*Prompt*: Every record should be written out exactly, with the pictures left out.

*Material to process*:
- - - -

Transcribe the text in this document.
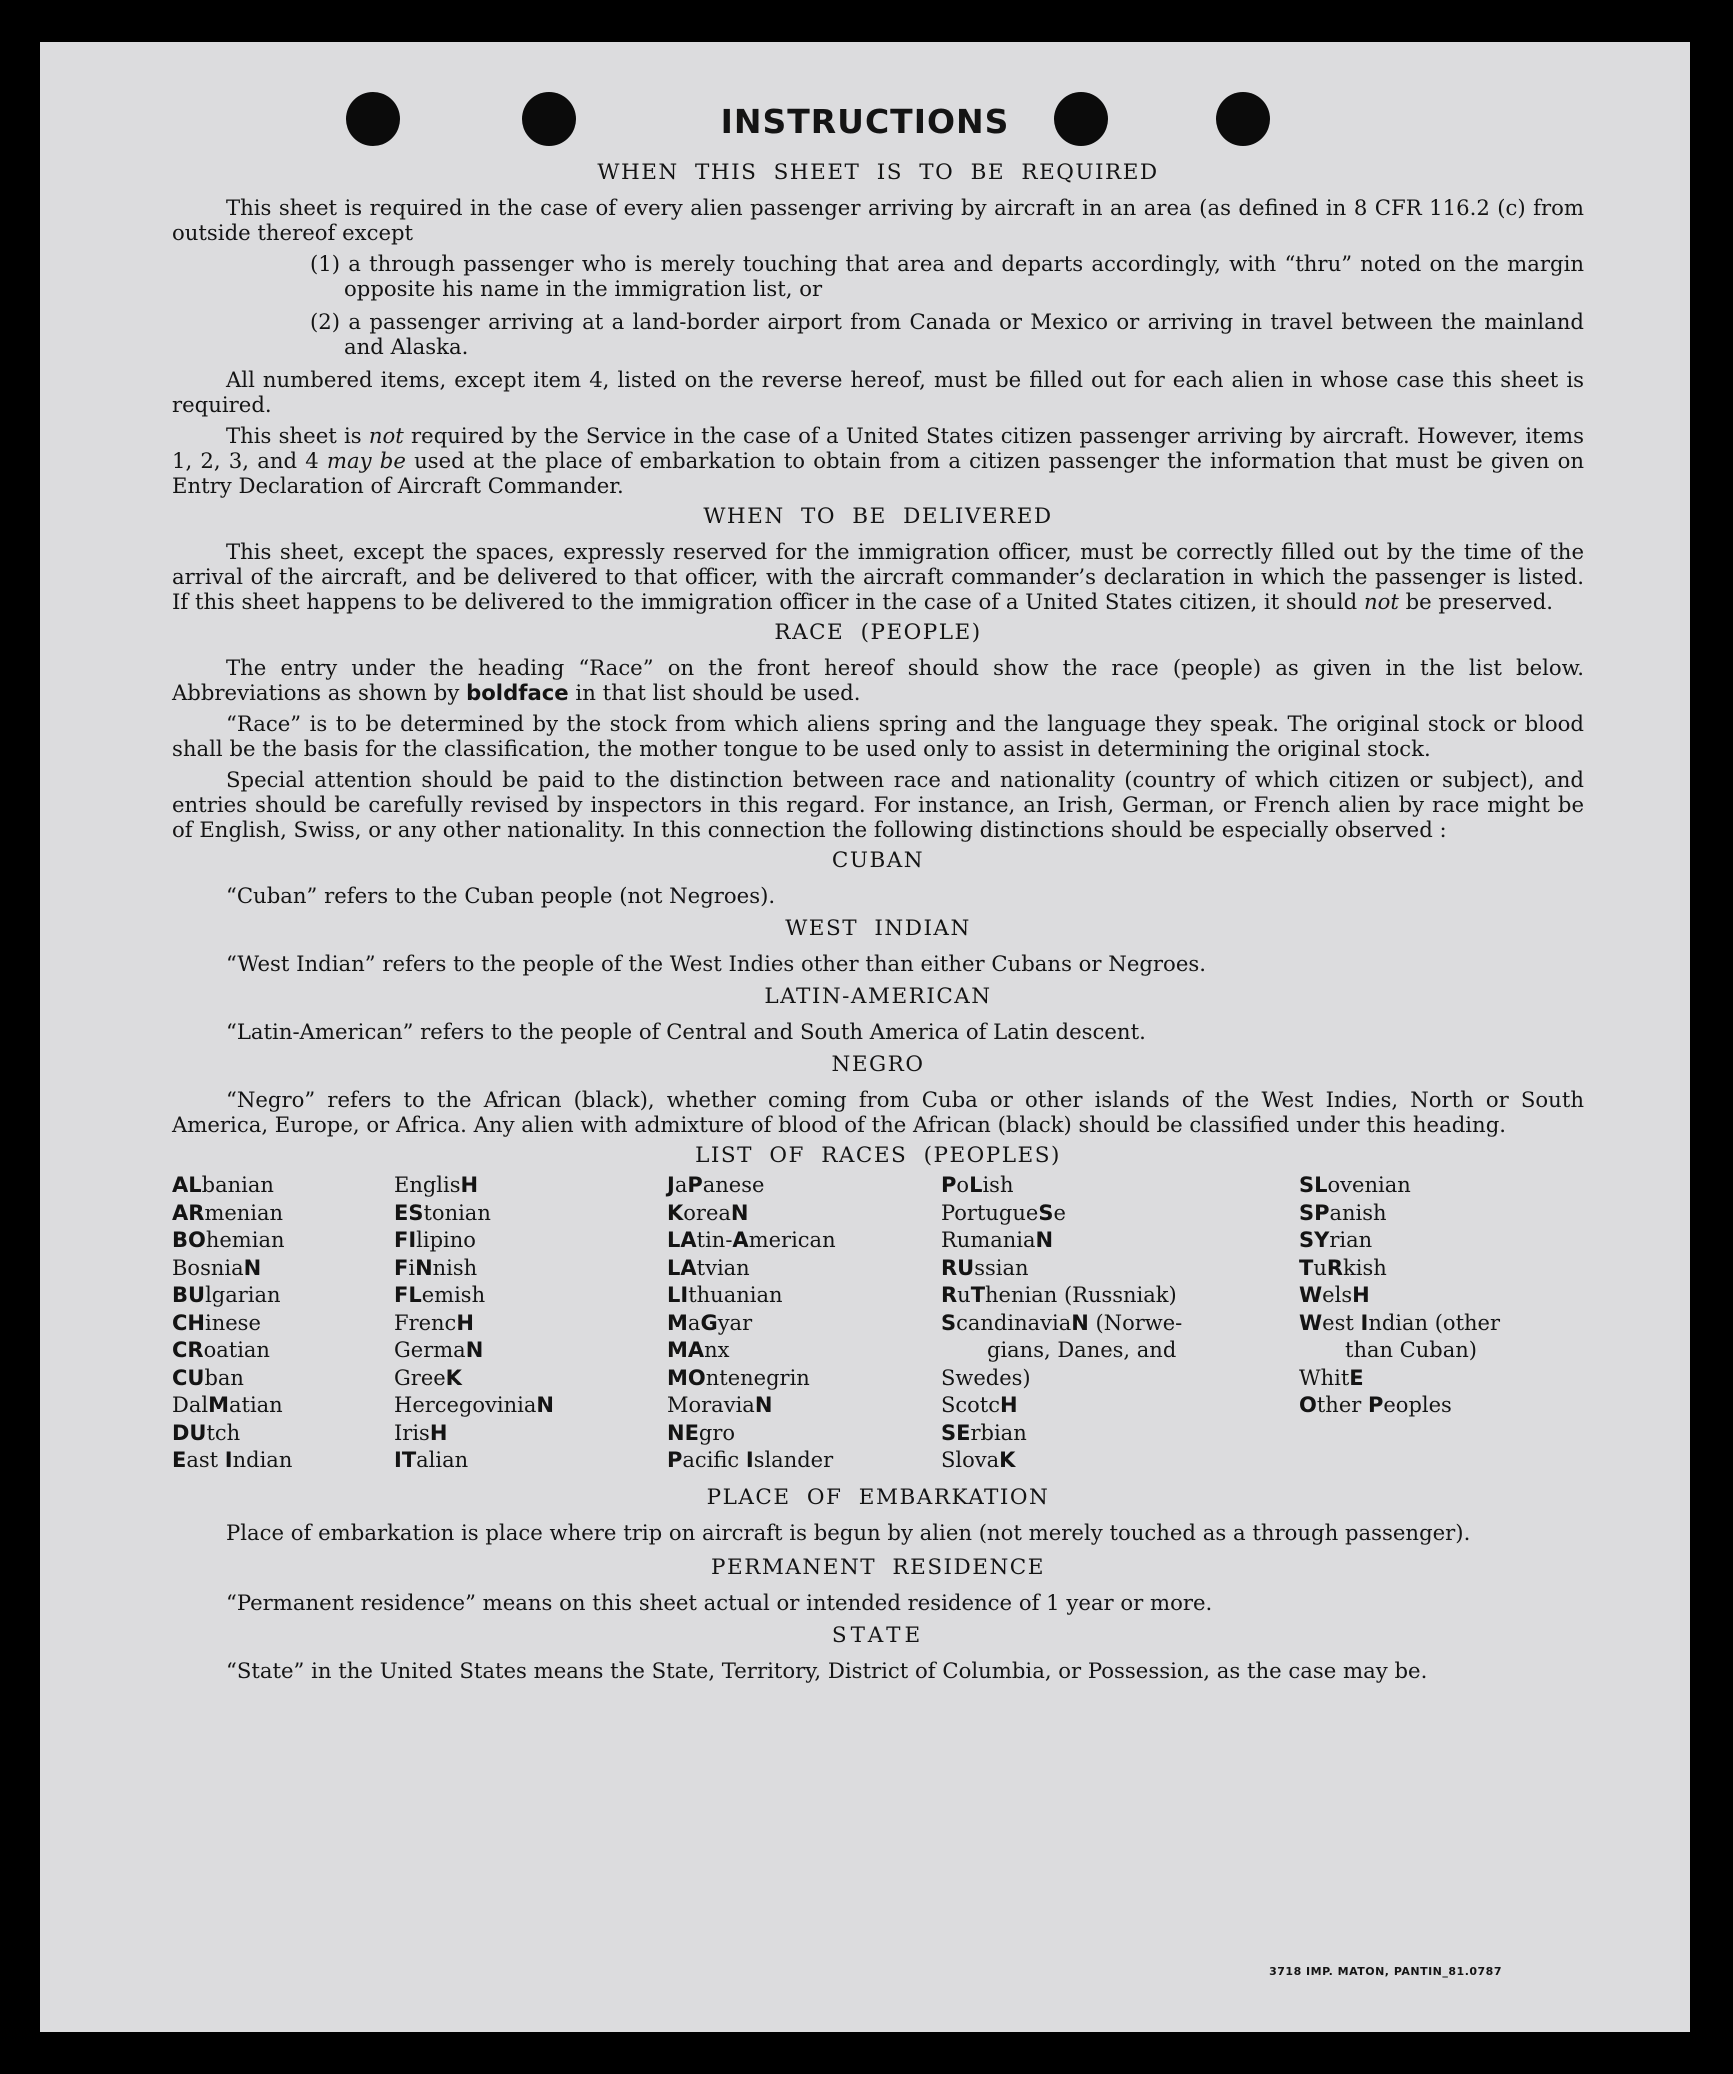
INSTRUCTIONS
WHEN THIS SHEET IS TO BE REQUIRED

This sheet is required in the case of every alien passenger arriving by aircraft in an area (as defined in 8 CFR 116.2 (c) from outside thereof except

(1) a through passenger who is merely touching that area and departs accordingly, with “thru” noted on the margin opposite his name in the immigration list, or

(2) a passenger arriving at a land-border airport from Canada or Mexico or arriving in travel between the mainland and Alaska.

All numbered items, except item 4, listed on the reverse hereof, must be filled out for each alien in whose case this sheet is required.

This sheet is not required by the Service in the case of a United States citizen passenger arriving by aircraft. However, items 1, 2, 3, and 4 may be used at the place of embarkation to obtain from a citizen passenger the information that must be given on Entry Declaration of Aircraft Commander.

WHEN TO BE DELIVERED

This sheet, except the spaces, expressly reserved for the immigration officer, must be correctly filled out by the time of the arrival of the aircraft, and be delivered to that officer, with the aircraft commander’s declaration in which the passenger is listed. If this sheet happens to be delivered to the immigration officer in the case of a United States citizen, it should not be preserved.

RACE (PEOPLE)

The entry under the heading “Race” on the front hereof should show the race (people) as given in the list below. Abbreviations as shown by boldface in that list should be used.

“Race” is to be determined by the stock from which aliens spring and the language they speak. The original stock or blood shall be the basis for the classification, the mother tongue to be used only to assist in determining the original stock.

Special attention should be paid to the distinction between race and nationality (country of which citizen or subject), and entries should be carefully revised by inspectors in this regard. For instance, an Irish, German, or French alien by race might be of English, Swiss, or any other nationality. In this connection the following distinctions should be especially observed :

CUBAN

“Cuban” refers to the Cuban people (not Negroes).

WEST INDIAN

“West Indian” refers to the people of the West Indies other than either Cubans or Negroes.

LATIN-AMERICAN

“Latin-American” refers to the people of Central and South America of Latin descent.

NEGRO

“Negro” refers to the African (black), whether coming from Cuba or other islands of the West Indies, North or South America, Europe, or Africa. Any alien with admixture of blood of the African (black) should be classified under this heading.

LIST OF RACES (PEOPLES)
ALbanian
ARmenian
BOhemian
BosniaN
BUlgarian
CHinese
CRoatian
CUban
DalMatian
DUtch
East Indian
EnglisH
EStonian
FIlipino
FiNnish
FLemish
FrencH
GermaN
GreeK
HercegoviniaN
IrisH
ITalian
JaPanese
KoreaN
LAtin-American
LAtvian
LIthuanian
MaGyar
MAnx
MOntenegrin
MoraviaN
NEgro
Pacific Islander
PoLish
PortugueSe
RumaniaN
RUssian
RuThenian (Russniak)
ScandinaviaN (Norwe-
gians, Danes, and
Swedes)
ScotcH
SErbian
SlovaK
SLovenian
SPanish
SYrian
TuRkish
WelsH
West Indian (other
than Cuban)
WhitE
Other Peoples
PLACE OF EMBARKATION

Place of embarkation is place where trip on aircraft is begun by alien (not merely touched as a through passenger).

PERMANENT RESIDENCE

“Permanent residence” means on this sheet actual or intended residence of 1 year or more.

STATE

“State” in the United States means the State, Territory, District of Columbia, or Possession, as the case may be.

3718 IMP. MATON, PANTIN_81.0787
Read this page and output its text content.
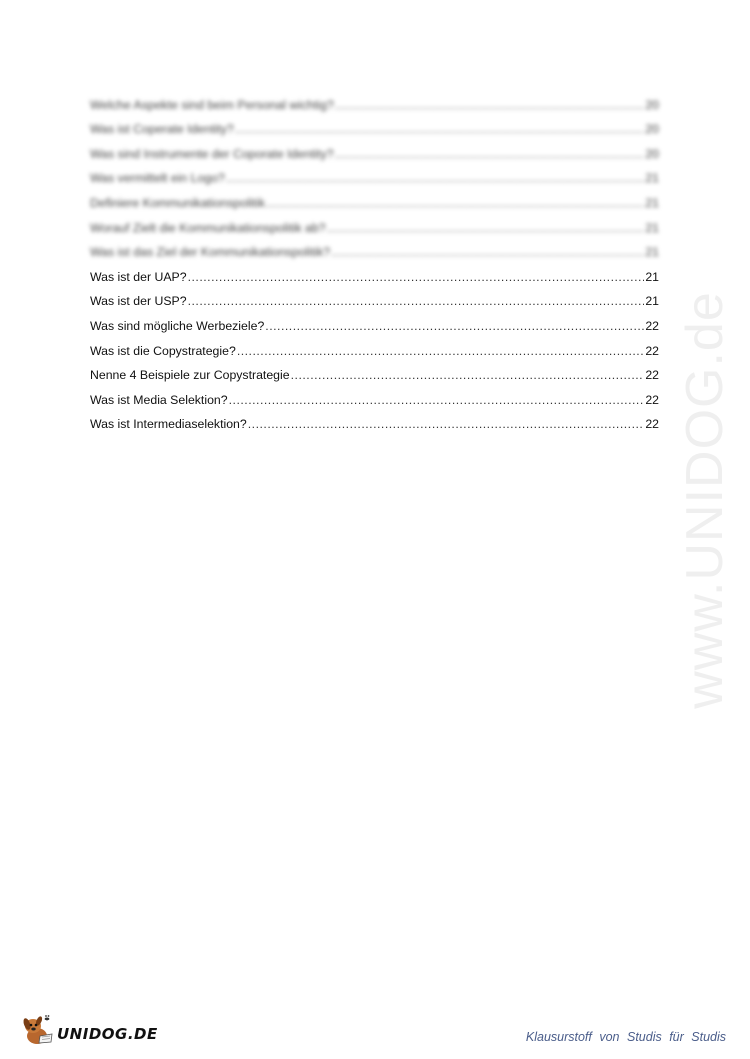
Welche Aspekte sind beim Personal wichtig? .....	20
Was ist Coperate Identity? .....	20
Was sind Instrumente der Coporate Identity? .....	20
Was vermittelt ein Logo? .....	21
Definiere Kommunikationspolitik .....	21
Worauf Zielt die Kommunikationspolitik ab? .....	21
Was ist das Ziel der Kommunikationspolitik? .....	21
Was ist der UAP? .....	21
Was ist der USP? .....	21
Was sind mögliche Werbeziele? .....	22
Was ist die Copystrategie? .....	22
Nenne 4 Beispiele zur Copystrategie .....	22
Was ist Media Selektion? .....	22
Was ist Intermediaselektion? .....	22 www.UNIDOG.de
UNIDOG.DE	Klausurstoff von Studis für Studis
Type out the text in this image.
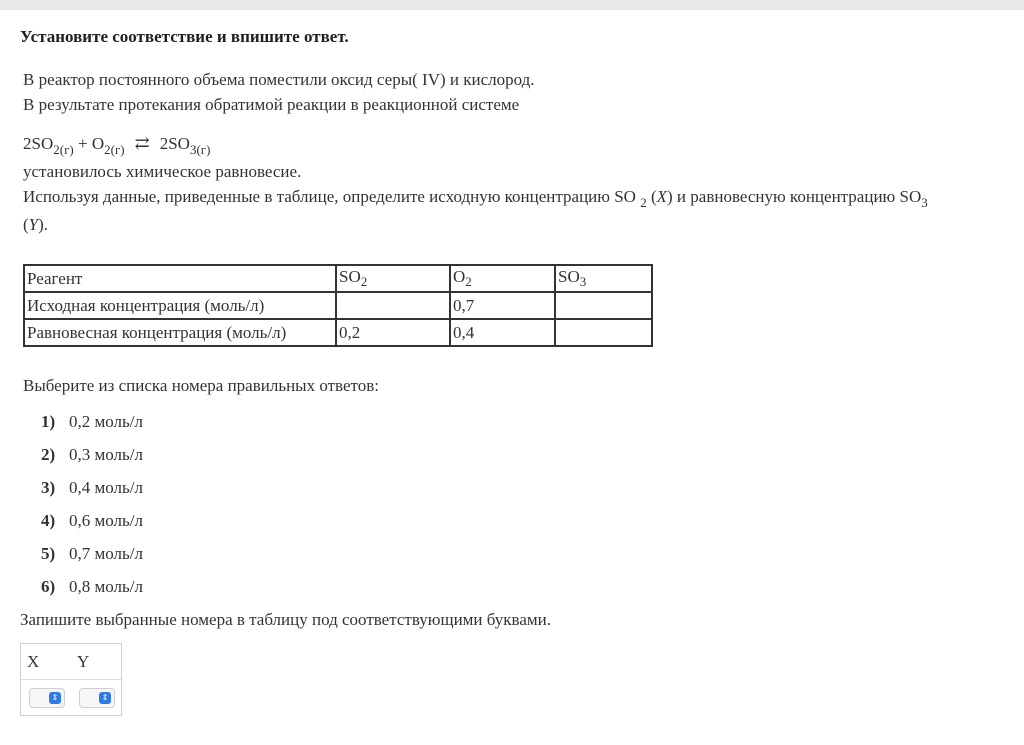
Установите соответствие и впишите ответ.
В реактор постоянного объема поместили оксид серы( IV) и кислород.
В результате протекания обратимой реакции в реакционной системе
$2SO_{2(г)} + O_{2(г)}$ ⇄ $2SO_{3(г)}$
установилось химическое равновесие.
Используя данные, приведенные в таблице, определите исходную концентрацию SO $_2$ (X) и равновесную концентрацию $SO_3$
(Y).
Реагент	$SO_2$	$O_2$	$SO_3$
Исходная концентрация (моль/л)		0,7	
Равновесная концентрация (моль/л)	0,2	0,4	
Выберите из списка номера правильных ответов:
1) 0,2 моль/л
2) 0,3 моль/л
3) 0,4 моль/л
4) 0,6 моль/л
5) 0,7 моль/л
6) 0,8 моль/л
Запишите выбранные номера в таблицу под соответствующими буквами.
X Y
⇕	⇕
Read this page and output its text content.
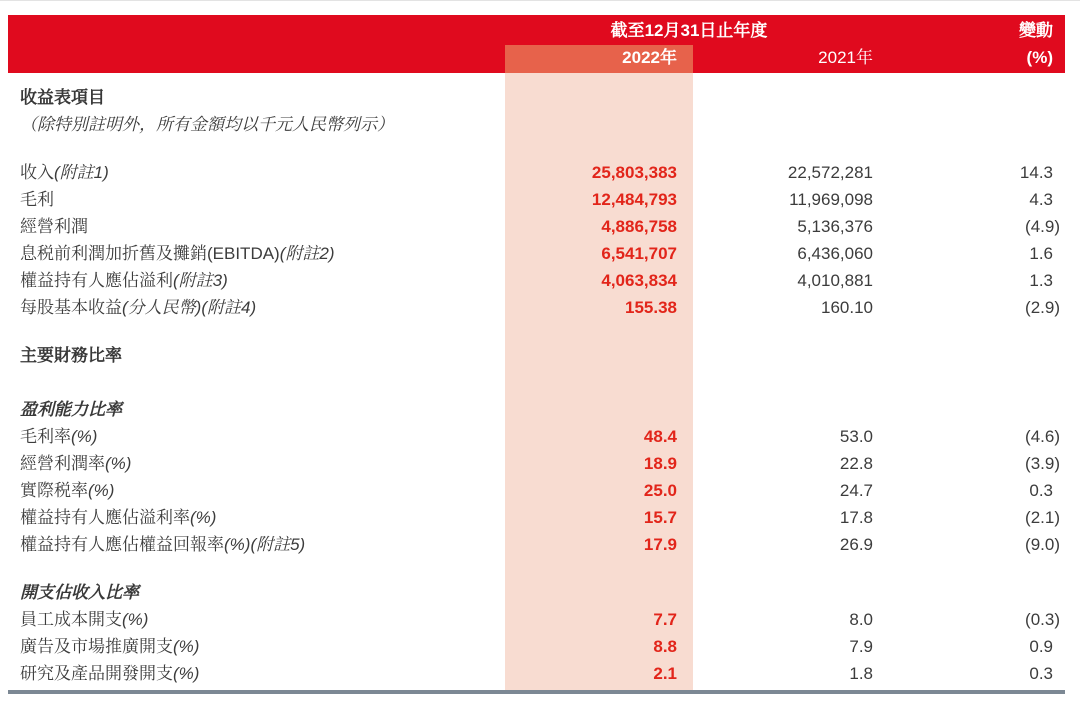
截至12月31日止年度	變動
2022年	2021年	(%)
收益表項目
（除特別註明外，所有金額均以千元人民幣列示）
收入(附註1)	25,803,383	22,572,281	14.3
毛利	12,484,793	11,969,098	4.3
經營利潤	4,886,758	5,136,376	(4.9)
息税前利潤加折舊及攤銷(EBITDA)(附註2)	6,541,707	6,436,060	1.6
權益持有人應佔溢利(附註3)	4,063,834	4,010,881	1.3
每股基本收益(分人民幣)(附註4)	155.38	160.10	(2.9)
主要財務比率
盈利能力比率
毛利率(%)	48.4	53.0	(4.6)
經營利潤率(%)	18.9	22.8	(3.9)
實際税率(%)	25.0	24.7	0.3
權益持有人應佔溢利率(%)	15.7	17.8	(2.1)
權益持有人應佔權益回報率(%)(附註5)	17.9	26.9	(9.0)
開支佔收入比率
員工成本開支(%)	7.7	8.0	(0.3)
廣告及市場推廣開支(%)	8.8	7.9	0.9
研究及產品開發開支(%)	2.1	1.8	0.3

- - - -

*Response to the task*:
Transcribe the text in this document.
INSTRUCTIONS
WHEN THIS SHEET IS TO BE REQUIRED

This sheet is required in the case of every alien passenger arriving by aircraft in an area (as defined in 8 CFR 116.2 (c) from outside thereof except

(1) a through passenger who is merely touching that area and departs accordingly, with “thru” noted on the margin opposite his name in the immigration list, or

(2) a passenger arriving at a land-border airport from Canada or Mexico or arriving in travel between the mainland and Alaska.

All numbered items, except item 4, listed on the reverse hereof, must be filled out for each alien in whose case this sheet is required.

This sheet is not required by the Service in the case of a United States citizen passenger arriving by aircraft. However, items 1, 2, 3, and 4 may be used at the place of embarkation to obtain from a citizen passenger the information that must be given on Entry Declaration of Aircraft Commander.

WHEN TO BE DELIVERED

This sheet, except the spaces, expressly reserved for the immigration officer, must be correctly filled out by the time of the arrival of the aircraft, and be delivered to that officer, with the aircraft commander’s declaration in which the passenger is listed. If this sheet happens to be delivered to the immigration officer in the case of a United States citizen, it should not be preserved.

RACE (PEOPLE)

The entry under the heading “Race” on the front hereof should show the race (people) as given in the list below. Abbreviations as shown by boldface in that list should be used.

“Race” is to be determined by the stock from which aliens spring and the language they speak. The original stock or blood shall be the basis for the classification, the mother tongue to be used only to assist in determining the original stock.

Special attention should be paid to the distinction between race and nationality (country of which citizen or subject), and entries should be carefully revised by inspectors in this regard. For instance, an Irish, German, or French alien by race might be of English, Swiss, or any other nationality. In this connection the following distinctions should be especially observed :

CUBAN

“Cuban” refers to the Cuban people (not Negroes).

WEST INDIAN

“West Indian” refers to the people of the West Indies other than either Cubans or Negroes.

LATIN-AMERICAN

“Latin-American” refers to the people of Central and South America of Latin descent.

NEGRO

“Negro” refers to the African (black), whether coming from Cuba or other islands of the West Indies, North or South America, Europe, or Africa. Any alien with admixture of blood of the African (black) should be classified under this heading.

LIST OF RACES (PEOPLES)
ALbanian
ARmenian
BOhemian
BosniaN
BUlgarian
CHinese
CRoatian
CUban
DalMatian
DUtch
East Indian
EnglisH
EStonian
FIlipino
FiNnish
FLemish
FrencH
GermaN
GreeK
HercegoviniaN
IrisH
ITalian
JaPanese
KoreaN
LAtin-American
LAtvian
LIthuanian
MaGyar
MAnx
MOntenegrin
MoraviaN
NEgro
Pacific Islander
PoLish
PortugueSe
RumaniaN
RUssian
RuThenian (Russniak)
ScandinaviaN (Norwe-
gians, Danes, and
Swedes)
ScotcH
SErbian
SlovaK
SLovenian
SPanish
SYrian
TuRkish
WelsH
West Indian (other
than Cuban)
WhitE
Other Peoples
PLACE OF EMBARKATION

Place of embarkation is place where trip on aircraft is begun by alien (not merely touched as a through passenger).

PERMANENT RESIDENCE

“Permanent residence” means on this sheet actual or intended residence of 1 year or more.

STATE

“State” in the United States means the State, Territory, District of Columbia, or Possession, as the case may be.

3718 IMP. MATON, PANTIN_81.0787
Read this page and output its text content.
Welche Aspekte sind beim Personal wichtig? .....	20
Was ist Coperate Identity? .....	20
Was sind Instrumente der Coporate Identity? .....	20
Was vermittelt ein Logo? .....	21
Definiere Kommunikationspolitik .....	21
Worauf Zielt die Kommunikationspolitik ab? .....	21
Was ist das Ziel der Kommunikationspolitik? .....	21
Was ist der UAP? .....	21
Was ist der USP? .....	21
Was sind mögliche Werbeziele? .....	22
Was ist die Copystrategie? .....	22
Nenne 4 Beispiele zur Copystrategie .....	22
Was ist Media Selektion? .....	22
Was ist Intermediaselektion? .....	22 www.UNIDOG.de
UNIDOG.DE	Klausurstoff von Studis für Studis
Type out the text in this image.
Установите соответствие и впишите ответ.
В реактор постоянного объема поместили оксид серы( IV) и кислород.
В результате протекания обратимой реакции в реакционной системе
$2SO_{2(г)} + O_{2(г)}$ ⇄ $2SO_{3(г)}$
установилось химическое равновесие.
Используя данные, приведенные в таблице, определите исходную концентрацию SO $_2$ (X) и равновесную концентрацию $SO_3$
(Y).
Реагент	$SO_2$	$O_2$	$SO_3$
Исходная концентрация (моль/л)		0,7	
Равновесная концентрация (моль/л)	0,2	0,4	
Выберите из списка номера правильных ответов:
1) 0,2 моль/л
2) 0,3 моль/л
3) 0,4 моль/л
4) 0,6 моль/л
5) 0,7 моль/л
6) 0,8 моль/л
Запишите выбранные номера в таблицу под соответствующими буквами.
X Y
⇕	⇕
Read this page and output its text content.
截至12月31日止年度	變動
2022年	2021年	(%)
收益表項目
（除特別註明外，所有金額均以千元人民幣列示）
收入(附註1)	25,803,383	22,572,281	14.3
毛利	12,484,793	11,969,098	4.3
經營利潤	4,886,758	5,136,376	(4.9)
息税前利潤加折舊及攤銷(EBITDA)(附註2)	6,541,707	6,436,060	1.6
權益持有人應佔溢利(附註3)	4,063,834	4,010,881	1.3
每股基本收益(分人民幣)(附註4)	155.38	160.10	(2.9)
主要財務比率
盈利能力比率
毛利率(%)	48.4	53.0	(4.6)
經營利潤率(%)	18.9	22.8	(3.9)
實際税率(%)	25.0	24.7	0.3
權益持有人應佔溢利率(%)	15.7	17.8	(2.1)
權益持有人應佔權益回報率(%)(附註5)	17.9	26.9	(9.0)
開支佔收入比率
員工成本開支(%)	7.7	8.0	(0.3)
廣告及市場推廣開支(%)	8.8	7.9	0.9
研究及產品開發開支(%)	2.1	1.8	0.3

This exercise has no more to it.